What needs to be done:
Everything from the line containing "Read out every word on this page." to the final line of the records below should be given again exactly, and nothing else.

Dataset entries:
>> start

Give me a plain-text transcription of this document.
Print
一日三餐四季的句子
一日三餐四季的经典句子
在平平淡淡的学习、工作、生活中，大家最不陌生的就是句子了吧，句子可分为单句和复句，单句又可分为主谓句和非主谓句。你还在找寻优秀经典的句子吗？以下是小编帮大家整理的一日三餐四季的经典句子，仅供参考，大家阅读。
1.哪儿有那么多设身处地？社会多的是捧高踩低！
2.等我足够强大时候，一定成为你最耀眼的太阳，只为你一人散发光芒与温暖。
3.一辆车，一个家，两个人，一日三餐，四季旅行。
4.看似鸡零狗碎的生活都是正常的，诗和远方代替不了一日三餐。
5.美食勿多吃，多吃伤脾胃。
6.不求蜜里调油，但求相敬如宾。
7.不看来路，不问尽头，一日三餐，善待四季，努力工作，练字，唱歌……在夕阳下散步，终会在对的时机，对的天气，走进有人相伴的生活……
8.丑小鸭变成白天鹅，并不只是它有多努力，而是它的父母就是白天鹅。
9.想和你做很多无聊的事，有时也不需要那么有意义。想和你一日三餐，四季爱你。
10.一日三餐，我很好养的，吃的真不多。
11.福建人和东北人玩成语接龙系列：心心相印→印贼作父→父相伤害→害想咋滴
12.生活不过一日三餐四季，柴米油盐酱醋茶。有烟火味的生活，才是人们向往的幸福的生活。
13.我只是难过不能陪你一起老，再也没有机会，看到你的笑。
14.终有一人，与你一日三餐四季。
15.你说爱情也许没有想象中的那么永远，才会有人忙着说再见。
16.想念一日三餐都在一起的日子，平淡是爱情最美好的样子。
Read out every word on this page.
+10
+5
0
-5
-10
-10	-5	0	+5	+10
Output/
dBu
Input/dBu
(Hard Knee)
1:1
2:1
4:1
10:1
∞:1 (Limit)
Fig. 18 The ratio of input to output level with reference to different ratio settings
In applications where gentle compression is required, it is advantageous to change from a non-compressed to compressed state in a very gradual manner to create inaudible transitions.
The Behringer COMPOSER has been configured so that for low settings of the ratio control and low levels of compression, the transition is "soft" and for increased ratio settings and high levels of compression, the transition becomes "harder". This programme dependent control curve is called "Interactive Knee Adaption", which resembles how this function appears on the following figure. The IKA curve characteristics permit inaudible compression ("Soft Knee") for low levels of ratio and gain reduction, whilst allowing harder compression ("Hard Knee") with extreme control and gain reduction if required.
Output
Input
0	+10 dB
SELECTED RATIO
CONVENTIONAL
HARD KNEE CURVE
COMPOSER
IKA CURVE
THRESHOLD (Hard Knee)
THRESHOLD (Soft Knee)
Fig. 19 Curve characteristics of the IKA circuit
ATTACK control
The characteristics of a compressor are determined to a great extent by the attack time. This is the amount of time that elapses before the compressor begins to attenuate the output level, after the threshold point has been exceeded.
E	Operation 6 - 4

>> end

The output:
Read out every word on this page.
+10
+5
0
-5
-10
-10	-5	0	+5	+10
Output/
dBu
Input/dBu
(Hard Knee)
1:1
2:1
4:1
10:1
∞:1 (Limit)
Fig. 18 The ratio of input to output level with reference to different ratio settings
In applications where gentle compression is required, it is advantageous to change from a non-compressed to compressed state in a very gradual manner to create inaudible transitions.
The Behringer COMPOSER has been configured so that for low settings of the ratio control and low levels of compression, the transition is "soft" and for increased ratio settings and high levels of compression, the transition becomes "harder". This programme dependent control curve is called "Interactive Knee Adaption", which resembles how this function appears on the following figure. The IKA curve characteristics permit inaudible compression ("Soft Knee") for low levels of ratio and gain reduction, whilst allowing harder compression ("Hard Knee") with extreme control and gain reduction if required.
Output
Input
0	+10 dB
SELECTED RATIO
CONVENTIONAL
HARD KNEE CURVE
COMPOSER
IKA CURVE
THRESHOLD (Hard Knee)
THRESHOLD (Soft Knee)
Fig. 19 Curve characteristics of the IKA circuit
ATTACK control
The characteristics of a compressor are determined to a great extent by the attack time. This is the amount of time that elapses before the compressor begins to attenuate the output level, after the threshold point has been exceeded.
E	Operation 6 - 4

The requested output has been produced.